**Problem:** Extract every record, exactly as written, and ignore the pictures.

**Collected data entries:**
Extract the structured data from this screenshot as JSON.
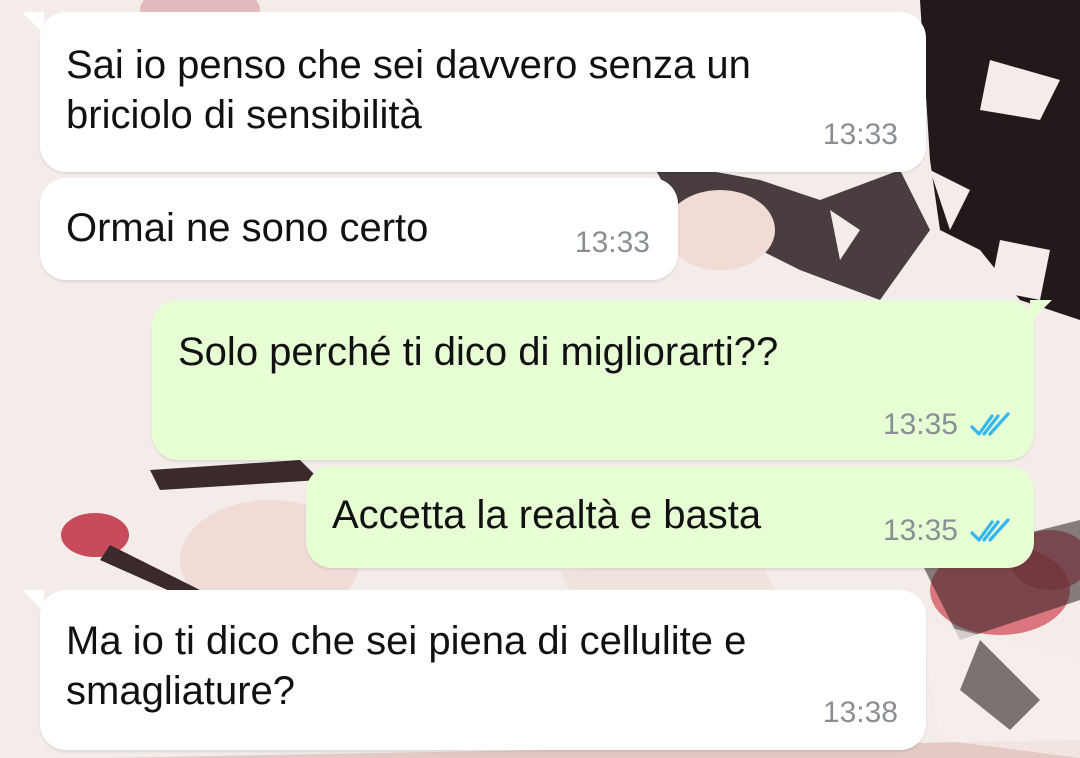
{
  "chat": {
    "messages": [
      {
        "direction": "incoming",
        "text_lines": [
          "Sai io penso che sei davvero senza un",
          "briciolo di sensibilità"
        ],
        "time": "13:33"
      },
      {
        "direction": "incoming",
        "text_lines": [
          "Ormai ne sono certo"
        ],
        "time": "13:33"
      },
      {
        "direction": "outgoing",
        "text_lines": [
          "Solo perché ti dico di migliorarti??"
        ],
        "time": "13:35",
        "status_icon": "double-check-read-icon"
      },
      {
        "direction": "outgoing",
        "text_lines": [
          "Accetta la realtà e basta"
        ],
        "time": "13:35",
        "status_icon": "double-check-read-icon"
      },
      {
        "direction": "incoming",
        "text_lines": [
          "Ma io ti dico che sei piena di cellulite e",
          "smagliature?"
        ],
        "time": "13:38"
      }
    ]
  },
  "colors": {
    "incoming_bubble": "#ffffff",
    "outgoing_bubble": "#e7fdd3",
    "read_ticks": "#34b7f1",
    "timestamp": "#8a8f93"
  },
  "wallpaper": "floral-pattern"
}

**Solution to the problem:**
Extract the structured data from this screenshot as JSON.
{
  "chat": {
    "messages": [
      {
        "direction": "incoming",
        "text_lines": [
          "Sai io penso che sei davvero senza un",
          "briciolo di sensibilità"
        ],
        "time": "13:33"
      },
      {
        "direction": "incoming",
        "text_lines": [
          "Ormai ne sono certo"
        ],
        "time": "13:33"
      },
      {
        "direction": "outgoing",
        "text_lines": [
          "Solo perché ti dico di migliorarti??"
        ],
        "time": "13:35",
        "status_icon": "double-check-read-icon"
      },
      {
        "direction": "outgoing",
        "text_lines": [
          "Accetta la realtà e basta"
        ],
        "time": "13:35",
        "status_icon": "double-check-read-icon"
      },
      {
        "direction": "incoming",
        "text_lines": [
          "Ma io ti dico che sei piena di cellulite e",
          "smagliature?"
        ],
        "time": "13:38"
      }
    ]
  },
  "colors": {
    "incoming_bubble": "#ffffff",
    "outgoing_bubble": "#e7fdd3",
    "read_ticks": "#34b7f1",
    "timestamp": "#8a8f93"
  },
  "wallpaper": "floral-pattern"
}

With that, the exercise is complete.